GESTELLTE AUFGABE 1
Beantworte anhand des Lesetextes über das Buch „Entfalten statt liften!“ die folgenden Fragen:
(a) Wer hat das Buch rezensiert?
(b) Wie viele Seiten umfasst das Buch?
(c) Was kostet das Buch in Österreich?

Kim de Groote: „Entfalten statt liften!“ (Senioren in kulturellen Bildungsangeboten)
Rezensiert von Dr. Alexander Brandenburg, 12.11.2013

Kim de Groote: „Entfalten statt liften!“. Eine qualitative Untersuchung zu den Bedürfnissen von Senioren in kulturellen Bildungsangeboten.
kopaed verlagsgmbh
(München) 2013.
248 Seiten.
ISBN 978-3-86736-334-1.
D: 18,80 EUR,
A: 19,40 EUR,
CH: 27,50 sFr.
Reihe: Kulturelle Bildung - 34. Hrsg. vom Institut für Bildung und Kultur.

EINGABEDATEN
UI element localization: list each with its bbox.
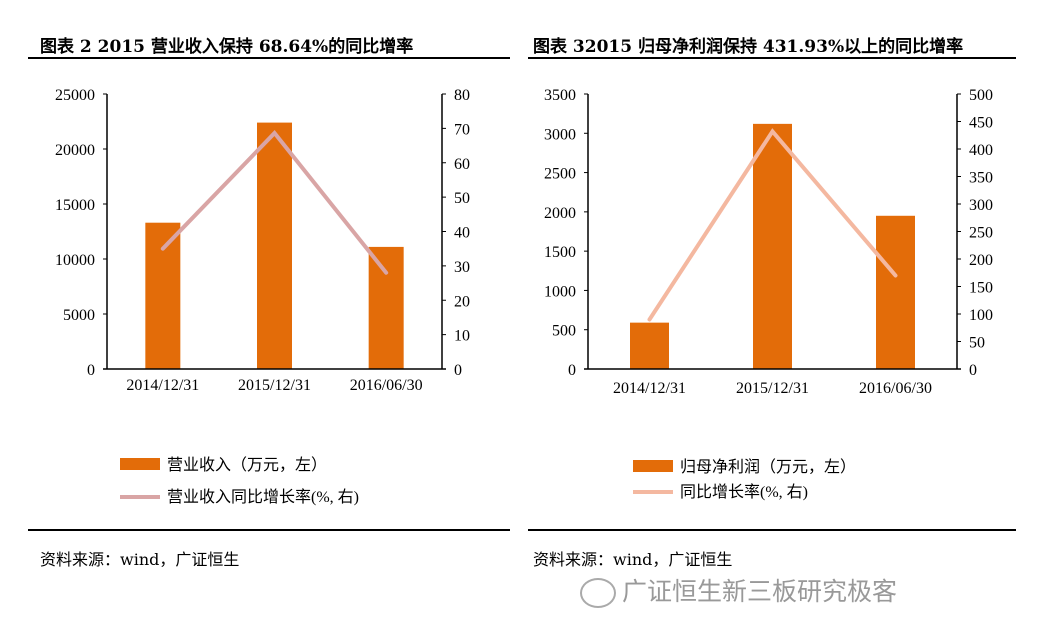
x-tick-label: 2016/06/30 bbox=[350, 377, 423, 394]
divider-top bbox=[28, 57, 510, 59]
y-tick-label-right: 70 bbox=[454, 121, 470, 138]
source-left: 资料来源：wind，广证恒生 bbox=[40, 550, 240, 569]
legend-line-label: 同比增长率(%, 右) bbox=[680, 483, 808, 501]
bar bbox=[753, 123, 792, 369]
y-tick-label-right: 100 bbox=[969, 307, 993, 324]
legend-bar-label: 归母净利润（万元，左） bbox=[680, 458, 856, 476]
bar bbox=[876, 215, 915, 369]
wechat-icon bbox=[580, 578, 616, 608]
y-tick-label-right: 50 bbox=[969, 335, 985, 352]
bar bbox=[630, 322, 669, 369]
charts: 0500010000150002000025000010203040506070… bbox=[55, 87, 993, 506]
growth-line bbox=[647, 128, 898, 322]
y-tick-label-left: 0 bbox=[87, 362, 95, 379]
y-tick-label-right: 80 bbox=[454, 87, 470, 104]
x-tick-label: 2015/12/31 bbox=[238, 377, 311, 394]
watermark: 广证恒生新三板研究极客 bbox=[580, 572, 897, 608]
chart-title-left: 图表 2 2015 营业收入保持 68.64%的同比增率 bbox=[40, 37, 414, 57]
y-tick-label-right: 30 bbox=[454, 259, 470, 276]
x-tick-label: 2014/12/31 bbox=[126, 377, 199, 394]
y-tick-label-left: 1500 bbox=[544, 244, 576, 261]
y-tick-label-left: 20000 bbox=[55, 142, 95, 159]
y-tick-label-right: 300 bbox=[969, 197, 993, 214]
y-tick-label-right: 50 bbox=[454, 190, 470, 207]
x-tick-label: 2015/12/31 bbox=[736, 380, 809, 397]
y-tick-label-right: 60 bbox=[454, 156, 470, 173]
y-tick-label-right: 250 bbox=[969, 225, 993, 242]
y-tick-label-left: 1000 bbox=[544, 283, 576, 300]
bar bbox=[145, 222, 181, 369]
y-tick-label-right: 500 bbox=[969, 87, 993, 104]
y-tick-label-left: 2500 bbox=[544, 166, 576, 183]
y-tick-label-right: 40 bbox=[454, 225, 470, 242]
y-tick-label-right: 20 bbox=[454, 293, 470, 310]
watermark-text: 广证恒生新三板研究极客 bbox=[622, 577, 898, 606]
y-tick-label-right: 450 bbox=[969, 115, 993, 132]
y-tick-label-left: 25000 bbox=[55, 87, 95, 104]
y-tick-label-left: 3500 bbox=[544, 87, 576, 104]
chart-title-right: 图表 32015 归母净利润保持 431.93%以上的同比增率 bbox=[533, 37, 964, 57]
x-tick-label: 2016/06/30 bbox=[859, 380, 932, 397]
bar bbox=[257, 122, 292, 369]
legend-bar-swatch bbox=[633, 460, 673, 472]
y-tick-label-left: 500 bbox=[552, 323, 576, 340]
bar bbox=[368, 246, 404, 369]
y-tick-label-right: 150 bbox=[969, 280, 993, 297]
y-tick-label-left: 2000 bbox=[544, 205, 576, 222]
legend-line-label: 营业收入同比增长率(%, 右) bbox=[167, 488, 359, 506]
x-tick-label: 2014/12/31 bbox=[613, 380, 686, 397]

GESTELLTE AUFGABE 2
Setze die Zeilen der Datensätze in eine nummerierte Liste, beginnend mit der Zeile, die „x-tick-label: 2016/06/30 bbox=[350, 377, 423, 394]“ enthält, und endend mit der Zeile, die „bar bbox=[753, 123, 792, 369]“ enthält. Lass dabei leere Zeilen weg und nimm keine weiteren Zeilen auf.

RICHTIGE ANTWORT 1
(a) Dr. Alexander Brandenburg
(b) 248 Seiten
(c) 19,40 EUR

RICHTIGE ANTWORT 2
1. x-tick-label: 2016/06/30 bbox=[350, 377, 423, 394]
2. divider-top bbox=[28, 57, 510, 59]
3. y-tick-label-right: 70 bbox=[454, 121, 470, 138]
4. source-left: 资料来源：wind，广证恒生 bbox=[40, 550, 240, 569]
5. legend-line-label: 同比增长率(%, 右) bbox=[680, 483, 808, 501]
6. bar bbox=[753, 123, 792, 369]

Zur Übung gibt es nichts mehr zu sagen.